Task requirements:
Scan the data below. Pull out each line where "nисследование" occurs.

══ Record excerpts ══

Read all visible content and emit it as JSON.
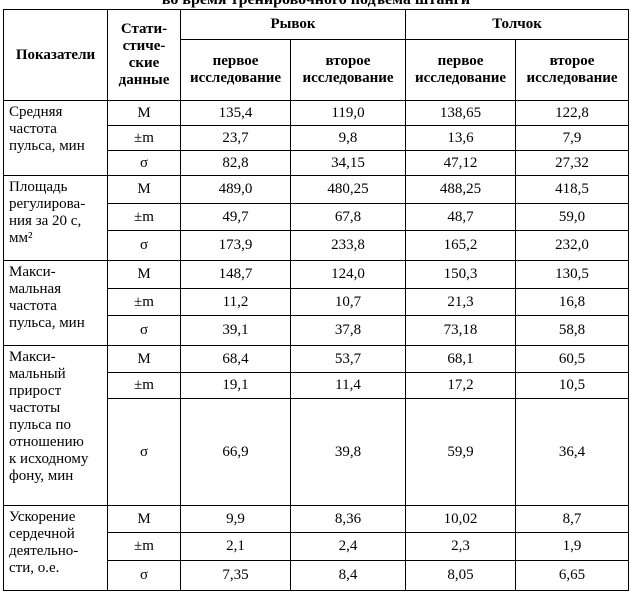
{
  "title": "во время тренировочного подъема штанги",
  "header": {
    "indicator": "Показатели",
    "stat": "Стати-\nстиче-\nские\nданные",
    "snatch": "Рывок",
    "clean": "Толчок",
    "subheaders": [
      "первое\nисследование",
      "второе\nисследование",
      "первое\nисследование",
      "второе\nисследование"
    ]
  },
  "groups": [
    {
      "label": "Средняя\nчастота\nпульса, мин",
      "rows": [
        {
          "stat": "М",
          "values": [
            "135,4",
            "119,0",
            "138,65",
            "122,8"
          ]
        },
        {
          "stat": "±m",
          "values": [
            "23,7",
            "9,8",
            "13,6",
            "7,9"
          ]
        },
        {
          "stat": "σ",
          "values": [
            "82,8",
            "34,15",
            "47,12",
            "27,32"
          ]
        }
      ]
    },
    {
      "label": "Площадь\nрегулирова-\nния за 20 с,\nмм²",
      "rows": [
        {
          "stat": "М",
          "values": [
            "489,0",
            "480,25",
            "488,25",
            "418,5"
          ]
        },
        {
          "stat": "±m",
          "values": [
            "49,7",
            "67,8",
            "48,7",
            "59,0"
          ]
        },
        {
          "stat": "σ",
          "values": [
            "173,9",
            "233,8",
            "165,2",
            "232,0"
          ]
        }
      ]
    },
    {
      "label": "Макси-\nмальная\nчастота\nпульса, мин",
      "rows": [
        {
          "stat": "М",
          "values": [
            "148,7",
            "124,0",
            "150,3",
            "130,5"
          ]
        },
        {
          "stat": "±m",
          "values": [
            "11,2",
            "10,7",
            "21,3",
            "16,8"
          ]
        },
        {
          "stat": "σ",
          "values": [
            "39,1",
            "37,8",
            "73,18",
            "58,8"
          ]
        }
      ]
    },
    {
      "label": "Макси-\nмальный\nприрост\nчастоты\nпульса по\nотношению\nк исходному\nфону, мин",
      "rows": [
        {
          "stat": "М",
          "values": [
            "68,4",
            "53,7",
            "68,1",
            "60,5"
          ]
        },
        {
          "stat": "±m",
          "values": [
            "19,1",
            "11,4",
            "17,2",
            "10,5"
          ]
        },
        {
          "stat": "σ",
          "values": [
            "66,9",
            "39,8",
            "59,9",
            "36,4"
          ]
        }
      ]
    },
    {
      "label": "Ускорение\nсердечной\nдеятельно-\nсти, о.е.",
      "rows": [
        {
          "stat": "М",
          "values": [
            "9,9",
            "8,36",
            "10,02",
            "8,7"
          ]
        },
        {
          "stat": "±m",
          "values": [
            "2,1",
            "2,4",
            "2,3",
            "1,9"
          ]
        },
        {
          "stat": "σ",
          "values": [
            "7,35",
            "8,4",
            "8,05",
            "6,65"
          ]
        }
      ]
    }
  ]
}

═══

Solution:
      "первое\nисследование",
      "второе\nисследование",
      "первое\nисследование",
      "второе\nисследование"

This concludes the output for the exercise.